## Work to be completed
Copy all lines of the listing that include the string "false".
━━━━━━━━━━━━━━━━
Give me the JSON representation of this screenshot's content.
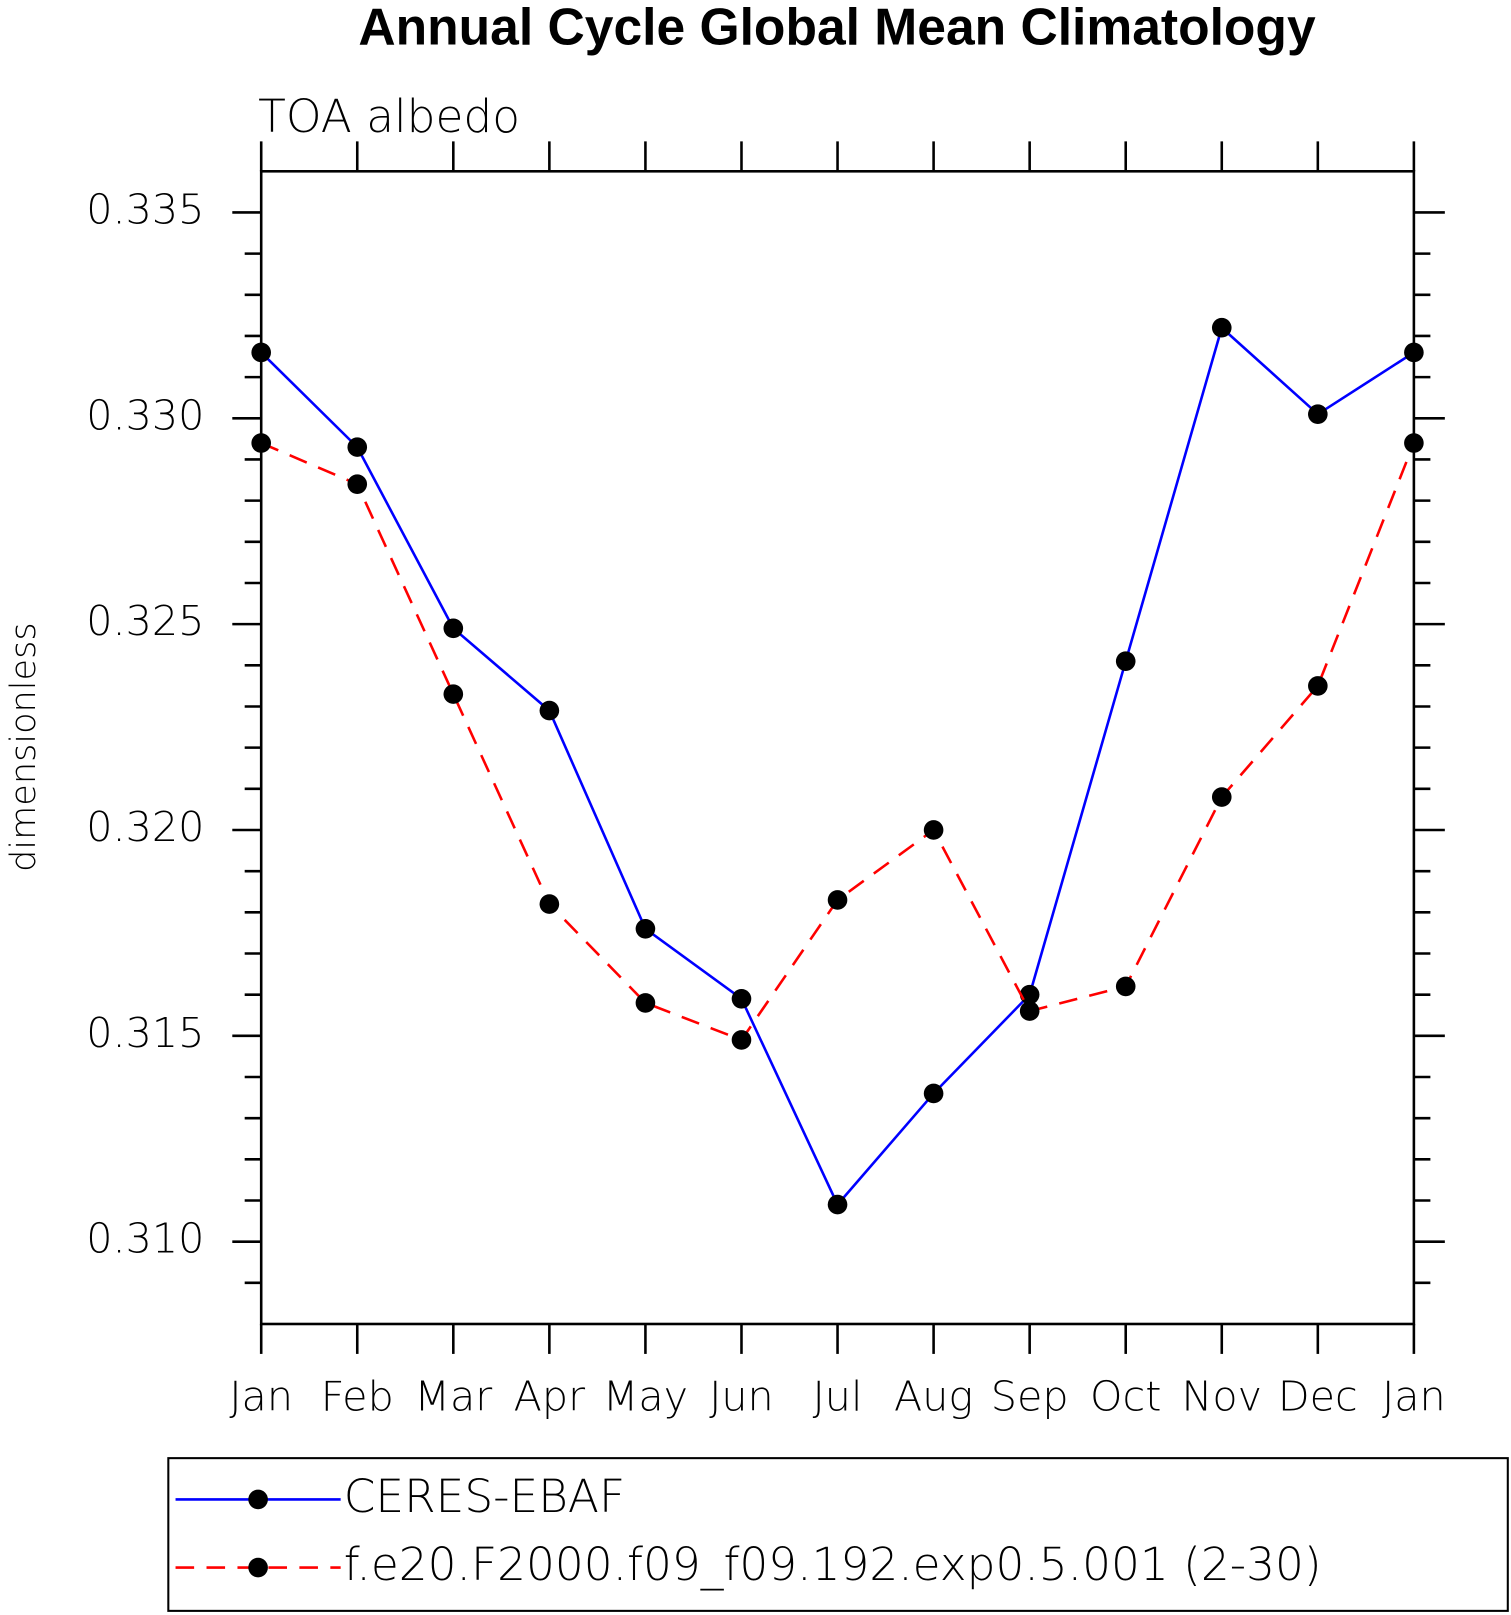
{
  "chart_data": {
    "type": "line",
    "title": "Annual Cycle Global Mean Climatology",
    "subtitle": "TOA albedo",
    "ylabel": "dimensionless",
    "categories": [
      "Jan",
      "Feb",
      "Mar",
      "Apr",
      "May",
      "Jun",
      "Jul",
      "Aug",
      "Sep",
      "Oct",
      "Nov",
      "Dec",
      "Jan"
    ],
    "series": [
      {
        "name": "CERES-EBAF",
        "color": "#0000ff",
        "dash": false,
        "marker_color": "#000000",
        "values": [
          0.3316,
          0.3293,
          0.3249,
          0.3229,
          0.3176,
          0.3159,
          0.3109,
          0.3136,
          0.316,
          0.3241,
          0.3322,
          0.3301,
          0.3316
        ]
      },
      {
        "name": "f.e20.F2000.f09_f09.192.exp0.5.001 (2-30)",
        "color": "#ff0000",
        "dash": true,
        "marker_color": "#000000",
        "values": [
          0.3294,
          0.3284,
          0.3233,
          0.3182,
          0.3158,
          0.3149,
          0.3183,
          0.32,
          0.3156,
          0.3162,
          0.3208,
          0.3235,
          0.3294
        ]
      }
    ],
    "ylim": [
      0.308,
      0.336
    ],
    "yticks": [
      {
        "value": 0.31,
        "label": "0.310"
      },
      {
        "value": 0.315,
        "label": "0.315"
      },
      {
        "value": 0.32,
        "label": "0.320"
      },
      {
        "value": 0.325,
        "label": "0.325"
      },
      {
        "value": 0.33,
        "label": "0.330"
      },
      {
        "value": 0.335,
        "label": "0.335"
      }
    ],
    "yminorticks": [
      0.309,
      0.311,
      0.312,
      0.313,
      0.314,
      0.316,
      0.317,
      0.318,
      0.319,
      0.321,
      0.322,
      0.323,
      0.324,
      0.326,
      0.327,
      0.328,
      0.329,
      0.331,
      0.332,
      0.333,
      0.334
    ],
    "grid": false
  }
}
━━━━━━━━━━━━━━━━
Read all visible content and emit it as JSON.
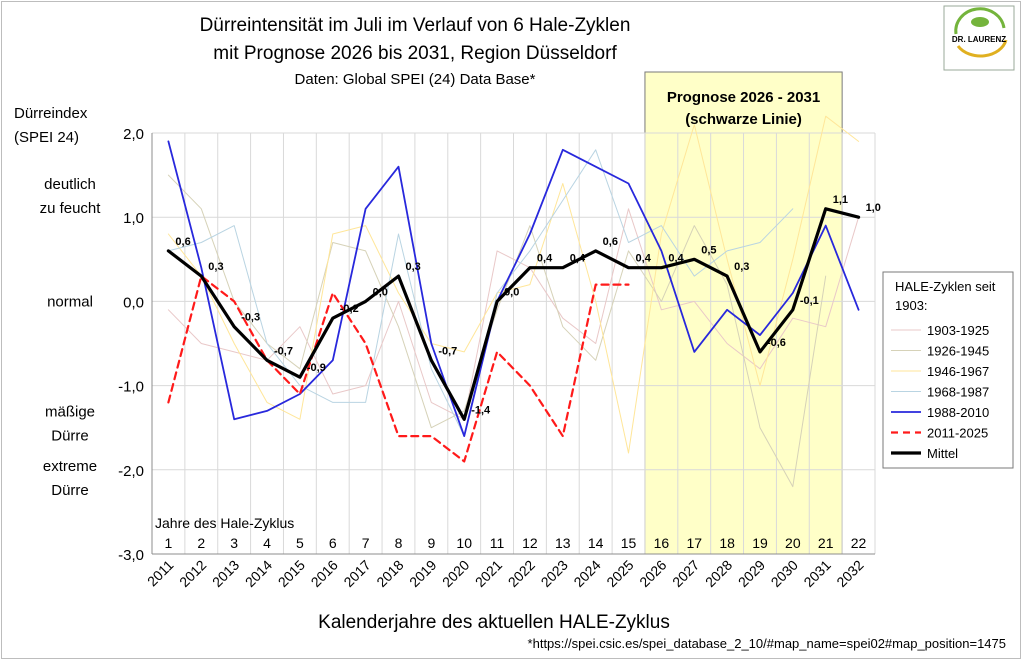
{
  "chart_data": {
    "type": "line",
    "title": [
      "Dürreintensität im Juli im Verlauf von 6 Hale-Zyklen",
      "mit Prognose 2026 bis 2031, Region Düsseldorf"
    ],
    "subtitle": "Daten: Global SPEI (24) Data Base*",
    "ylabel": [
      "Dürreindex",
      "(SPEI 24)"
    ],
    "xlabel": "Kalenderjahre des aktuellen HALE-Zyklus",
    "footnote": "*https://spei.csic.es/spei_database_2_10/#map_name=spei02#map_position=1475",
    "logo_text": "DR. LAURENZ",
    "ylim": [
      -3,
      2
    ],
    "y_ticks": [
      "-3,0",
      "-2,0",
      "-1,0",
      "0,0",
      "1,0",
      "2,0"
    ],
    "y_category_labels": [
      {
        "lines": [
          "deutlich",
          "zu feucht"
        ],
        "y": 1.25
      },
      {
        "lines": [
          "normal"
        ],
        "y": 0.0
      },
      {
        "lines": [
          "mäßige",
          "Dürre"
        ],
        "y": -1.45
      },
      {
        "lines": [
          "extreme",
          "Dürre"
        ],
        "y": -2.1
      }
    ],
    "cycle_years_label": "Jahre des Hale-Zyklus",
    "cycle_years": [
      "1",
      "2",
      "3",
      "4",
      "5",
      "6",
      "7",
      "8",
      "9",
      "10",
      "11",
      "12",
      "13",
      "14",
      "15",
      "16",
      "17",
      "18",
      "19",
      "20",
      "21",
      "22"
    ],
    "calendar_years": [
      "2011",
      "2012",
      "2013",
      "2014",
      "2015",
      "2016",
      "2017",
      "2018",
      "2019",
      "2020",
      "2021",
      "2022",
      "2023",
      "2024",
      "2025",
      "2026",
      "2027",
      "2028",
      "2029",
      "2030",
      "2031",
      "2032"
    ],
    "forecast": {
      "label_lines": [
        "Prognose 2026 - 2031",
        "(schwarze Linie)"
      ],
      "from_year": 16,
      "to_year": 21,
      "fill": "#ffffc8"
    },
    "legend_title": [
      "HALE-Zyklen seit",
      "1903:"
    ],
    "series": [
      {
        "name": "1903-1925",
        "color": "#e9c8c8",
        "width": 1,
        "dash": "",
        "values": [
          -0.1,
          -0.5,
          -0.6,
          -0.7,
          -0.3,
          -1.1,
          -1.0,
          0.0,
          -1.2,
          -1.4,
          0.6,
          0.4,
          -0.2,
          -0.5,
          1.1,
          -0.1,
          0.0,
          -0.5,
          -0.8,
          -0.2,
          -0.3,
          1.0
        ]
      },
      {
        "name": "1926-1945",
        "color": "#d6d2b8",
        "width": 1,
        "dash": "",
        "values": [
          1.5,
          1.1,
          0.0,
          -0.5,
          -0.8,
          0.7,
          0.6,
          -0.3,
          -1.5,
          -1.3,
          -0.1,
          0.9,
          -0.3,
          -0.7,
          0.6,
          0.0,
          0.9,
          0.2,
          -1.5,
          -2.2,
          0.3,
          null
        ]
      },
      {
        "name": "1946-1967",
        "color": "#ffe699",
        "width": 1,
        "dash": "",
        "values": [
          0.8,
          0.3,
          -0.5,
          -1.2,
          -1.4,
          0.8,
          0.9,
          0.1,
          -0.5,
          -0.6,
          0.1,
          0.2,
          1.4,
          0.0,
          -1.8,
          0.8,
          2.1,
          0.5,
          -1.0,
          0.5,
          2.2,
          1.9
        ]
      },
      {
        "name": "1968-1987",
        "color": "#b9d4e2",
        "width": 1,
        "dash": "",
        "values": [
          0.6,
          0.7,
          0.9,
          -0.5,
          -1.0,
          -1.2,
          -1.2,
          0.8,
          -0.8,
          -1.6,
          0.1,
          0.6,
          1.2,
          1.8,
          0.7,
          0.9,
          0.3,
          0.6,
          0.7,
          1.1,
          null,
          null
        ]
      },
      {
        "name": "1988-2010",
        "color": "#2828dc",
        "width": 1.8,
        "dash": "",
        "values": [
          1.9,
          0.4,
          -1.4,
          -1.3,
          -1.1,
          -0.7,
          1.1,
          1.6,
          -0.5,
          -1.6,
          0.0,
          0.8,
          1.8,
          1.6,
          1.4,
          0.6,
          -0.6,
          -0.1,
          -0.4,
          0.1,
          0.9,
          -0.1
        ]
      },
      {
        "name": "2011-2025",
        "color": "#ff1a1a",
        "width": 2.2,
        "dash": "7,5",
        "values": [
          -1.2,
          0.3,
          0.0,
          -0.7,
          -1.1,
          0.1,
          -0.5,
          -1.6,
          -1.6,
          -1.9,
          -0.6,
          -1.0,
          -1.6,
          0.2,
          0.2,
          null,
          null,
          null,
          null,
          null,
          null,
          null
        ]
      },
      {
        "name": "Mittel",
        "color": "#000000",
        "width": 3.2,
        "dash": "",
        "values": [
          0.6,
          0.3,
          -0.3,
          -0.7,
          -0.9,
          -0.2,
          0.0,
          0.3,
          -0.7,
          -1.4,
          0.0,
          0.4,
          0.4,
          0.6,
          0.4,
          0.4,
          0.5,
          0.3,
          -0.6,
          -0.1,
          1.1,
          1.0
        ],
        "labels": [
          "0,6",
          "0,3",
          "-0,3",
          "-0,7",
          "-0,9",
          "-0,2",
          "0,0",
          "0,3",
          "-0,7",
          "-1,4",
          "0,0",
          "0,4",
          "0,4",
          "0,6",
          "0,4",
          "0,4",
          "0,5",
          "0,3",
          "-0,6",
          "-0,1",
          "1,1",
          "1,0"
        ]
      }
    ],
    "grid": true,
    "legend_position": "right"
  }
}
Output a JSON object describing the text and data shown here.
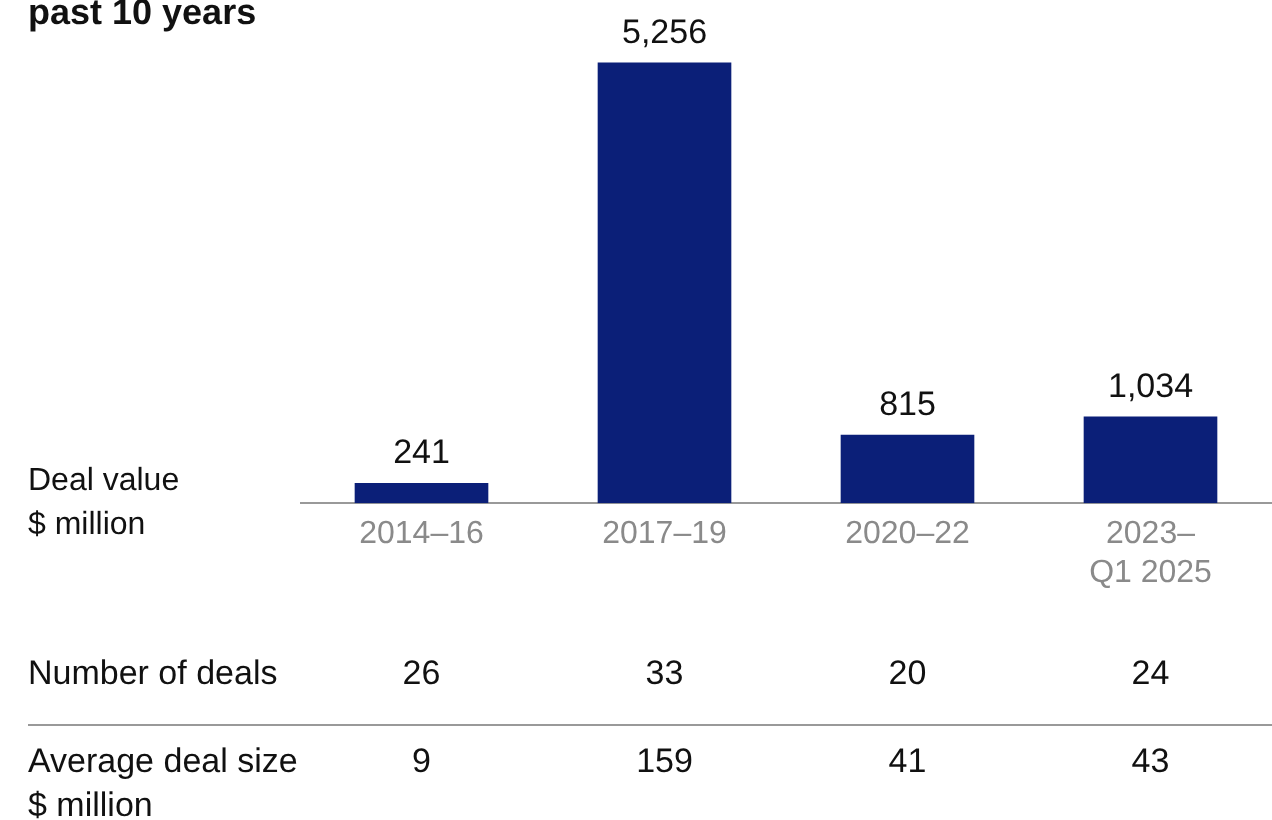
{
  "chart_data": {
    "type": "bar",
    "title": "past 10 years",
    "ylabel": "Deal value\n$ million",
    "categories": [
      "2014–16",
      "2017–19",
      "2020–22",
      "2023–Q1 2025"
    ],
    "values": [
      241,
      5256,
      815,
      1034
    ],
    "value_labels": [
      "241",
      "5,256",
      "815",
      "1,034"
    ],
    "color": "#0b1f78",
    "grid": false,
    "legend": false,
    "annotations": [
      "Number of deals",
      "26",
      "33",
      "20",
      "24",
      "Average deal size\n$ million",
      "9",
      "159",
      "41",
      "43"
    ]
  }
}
━━━━━━━━━━━━━━━━
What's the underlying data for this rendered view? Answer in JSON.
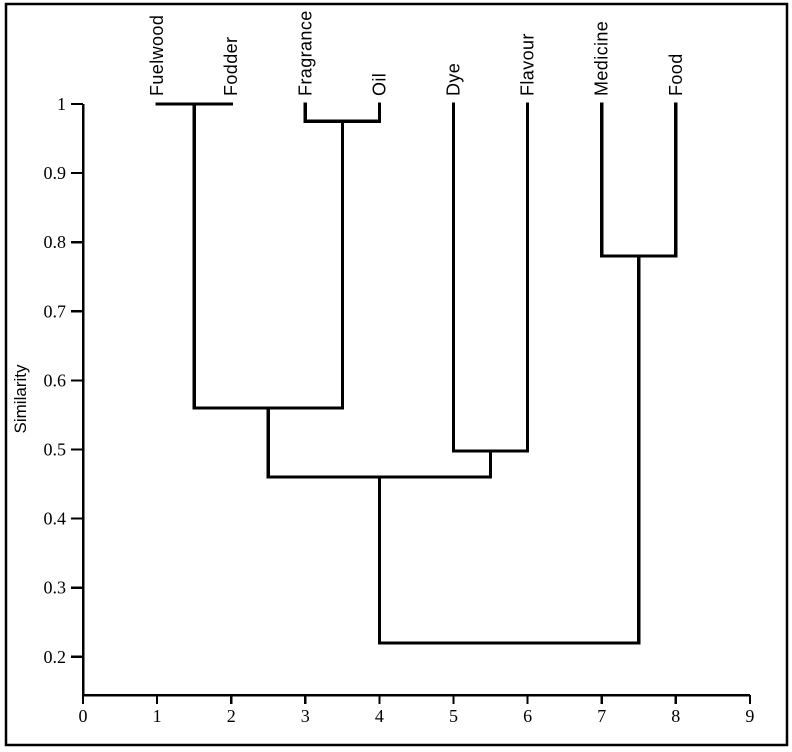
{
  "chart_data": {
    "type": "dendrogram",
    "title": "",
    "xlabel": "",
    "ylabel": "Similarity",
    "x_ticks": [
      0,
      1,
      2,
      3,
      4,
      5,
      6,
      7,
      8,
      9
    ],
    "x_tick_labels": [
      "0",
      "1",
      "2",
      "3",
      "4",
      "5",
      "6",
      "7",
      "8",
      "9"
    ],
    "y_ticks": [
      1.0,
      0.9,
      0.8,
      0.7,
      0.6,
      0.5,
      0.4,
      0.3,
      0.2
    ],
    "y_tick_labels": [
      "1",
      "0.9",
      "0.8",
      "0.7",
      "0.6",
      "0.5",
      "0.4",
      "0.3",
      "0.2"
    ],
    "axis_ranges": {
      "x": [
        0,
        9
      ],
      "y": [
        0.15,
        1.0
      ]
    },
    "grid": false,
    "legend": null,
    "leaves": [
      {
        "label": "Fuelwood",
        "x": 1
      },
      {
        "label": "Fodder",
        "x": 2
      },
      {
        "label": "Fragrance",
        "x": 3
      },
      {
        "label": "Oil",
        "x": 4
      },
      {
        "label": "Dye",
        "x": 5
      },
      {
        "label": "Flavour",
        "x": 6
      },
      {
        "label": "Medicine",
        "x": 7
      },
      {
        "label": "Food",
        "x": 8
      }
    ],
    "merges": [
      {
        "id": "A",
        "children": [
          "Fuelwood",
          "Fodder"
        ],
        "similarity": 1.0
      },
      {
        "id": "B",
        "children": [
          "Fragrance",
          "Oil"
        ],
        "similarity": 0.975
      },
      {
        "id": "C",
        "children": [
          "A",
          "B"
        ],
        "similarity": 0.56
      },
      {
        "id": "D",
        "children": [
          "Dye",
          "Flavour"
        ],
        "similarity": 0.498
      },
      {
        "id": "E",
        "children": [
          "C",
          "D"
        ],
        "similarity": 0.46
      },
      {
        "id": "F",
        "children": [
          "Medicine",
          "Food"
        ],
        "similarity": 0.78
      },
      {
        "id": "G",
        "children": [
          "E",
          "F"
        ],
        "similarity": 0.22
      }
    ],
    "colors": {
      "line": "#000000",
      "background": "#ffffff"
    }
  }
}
━━━━━━━━━━━━━━━━
## The result
        "dash": false,
    "grid": false
    "grid": false,
    "legend": false,
    "grid": false,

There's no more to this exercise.